:: Your objective ::
Write the material out again, line by line, exactly as it is.

[A run of records]

(begin)

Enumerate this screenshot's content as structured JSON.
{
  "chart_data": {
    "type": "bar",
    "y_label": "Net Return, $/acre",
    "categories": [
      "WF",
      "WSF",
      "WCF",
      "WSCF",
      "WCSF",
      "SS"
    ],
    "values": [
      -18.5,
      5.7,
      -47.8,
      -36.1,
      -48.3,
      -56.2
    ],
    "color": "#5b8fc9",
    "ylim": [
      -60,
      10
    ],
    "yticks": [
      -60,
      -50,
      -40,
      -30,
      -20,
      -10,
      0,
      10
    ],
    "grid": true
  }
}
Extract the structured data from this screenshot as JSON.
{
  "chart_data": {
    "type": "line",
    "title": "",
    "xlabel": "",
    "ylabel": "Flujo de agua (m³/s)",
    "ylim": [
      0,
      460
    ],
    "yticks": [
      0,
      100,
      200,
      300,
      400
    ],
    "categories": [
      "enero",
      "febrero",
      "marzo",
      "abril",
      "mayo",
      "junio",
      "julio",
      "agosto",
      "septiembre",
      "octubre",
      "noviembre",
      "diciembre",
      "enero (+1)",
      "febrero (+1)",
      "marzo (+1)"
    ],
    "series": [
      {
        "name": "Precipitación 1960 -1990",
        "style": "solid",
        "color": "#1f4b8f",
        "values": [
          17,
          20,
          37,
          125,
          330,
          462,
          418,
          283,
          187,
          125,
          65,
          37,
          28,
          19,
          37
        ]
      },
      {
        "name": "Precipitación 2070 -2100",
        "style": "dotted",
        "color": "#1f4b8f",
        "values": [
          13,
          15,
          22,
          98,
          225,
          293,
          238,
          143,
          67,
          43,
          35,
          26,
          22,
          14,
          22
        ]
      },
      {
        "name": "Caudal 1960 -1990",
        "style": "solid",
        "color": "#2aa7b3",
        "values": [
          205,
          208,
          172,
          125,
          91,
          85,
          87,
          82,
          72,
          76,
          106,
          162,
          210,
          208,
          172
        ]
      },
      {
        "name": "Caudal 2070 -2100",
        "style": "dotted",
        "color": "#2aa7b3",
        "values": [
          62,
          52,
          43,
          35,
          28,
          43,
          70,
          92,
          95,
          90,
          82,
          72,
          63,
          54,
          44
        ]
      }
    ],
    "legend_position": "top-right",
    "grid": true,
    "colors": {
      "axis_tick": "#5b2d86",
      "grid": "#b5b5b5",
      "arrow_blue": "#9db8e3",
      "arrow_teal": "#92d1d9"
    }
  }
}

(end)

:: Response for this exercise ::
Enumerate this screenshot's content as structured JSON.
{
  "chart_data": {
    "type": "bar",
    "y_label": "Net Return, $/acre",
    "categories": [
      "WF",
      "WSF",
      "WCF",
      "WSCF",
      "WCSF",
      "SS"
    ],
    "values": [
      -18.5,
      5.7,
      -47.8,
      -36.1,
      -48.3,
      -56.2
    ],
    "color": "#5b8fc9",
    "ylim": [
      -60,
      10
    ],
    "yticks": [
      -60,
      -50,
      -40,
      -30,
      -20,
      -10,
      0,
      10
    ],
    "grid": true
  }
}
Extract the structured data from this screenshot as JSON.
{
  "chart_data": {
    "type": "line",
    "title": "",
    "xlabel": "",
    "ylabel": "Flujo de agua (m³/s)",
    "ylim": [
      0,
      460
    ],
    "yticks": [
      0,
      100,
      200,
      300,
      400
    ],
    "categories": [
      "enero",
      "febrero",
      "marzo",
      "abril",
      "mayo",
      "junio",
      "julio",
      "agosto",
      "septiembre",
      "octubre",
      "noviembre",
      "diciembre",
      "enero (+1)",
      "febrero (+1)",
      "marzo (+1)"
    ],
    "series": [
      {
        "name": "Precipitación 1960 -1990",
        "style": "solid",
        "color": "#1f4b8f",
        "values": [
          17,
          20,
          37,
          125,
          330,
          462,
          418,
          283,
          187,
          125,
          65,
          37,
          28,
          19,
          37
        ]
      },
      {
        "name": "Precipitación 2070 -2100",
        "style": "dotted",
        "color": "#1f4b8f",
        "values": [
          13,
          15,
          22,
          98,
          225,
          293,
          238,
          143,
          67,
          43,
          35,
          26,
          22,
          14,
          22
        ]
      },
      {
        "name": "Caudal 1960 -1990",
        "style": "solid",
        "color": "#2aa7b3",
        "values": [
          205,
          208,
          172,
          125,
          91,
          85,
          87,
          82,
          72,
          76,
          106,
          162,
          210,
          208,
          172
        ]
      },
      {
        "name": "Caudal 2070 -2100",
        "style": "dotted",
        "color": "#2aa7b3",
        "values": [
          62,
          52,
          43,
          35,
          28,
          43,
          70,
          92,
          95,
          90,
          82,
          72,
          63,
          54,
          44
        ]
      }
    ],
    "legend_position": "top-right",
    "grid": true,
    "colors": {
      "axis_tick": "#5b2d86",
      "grid": "#b5b5b5",
      "arrow_blue": "#9db8e3",
      "arrow_teal": "#92d1d9"
    }
  }
}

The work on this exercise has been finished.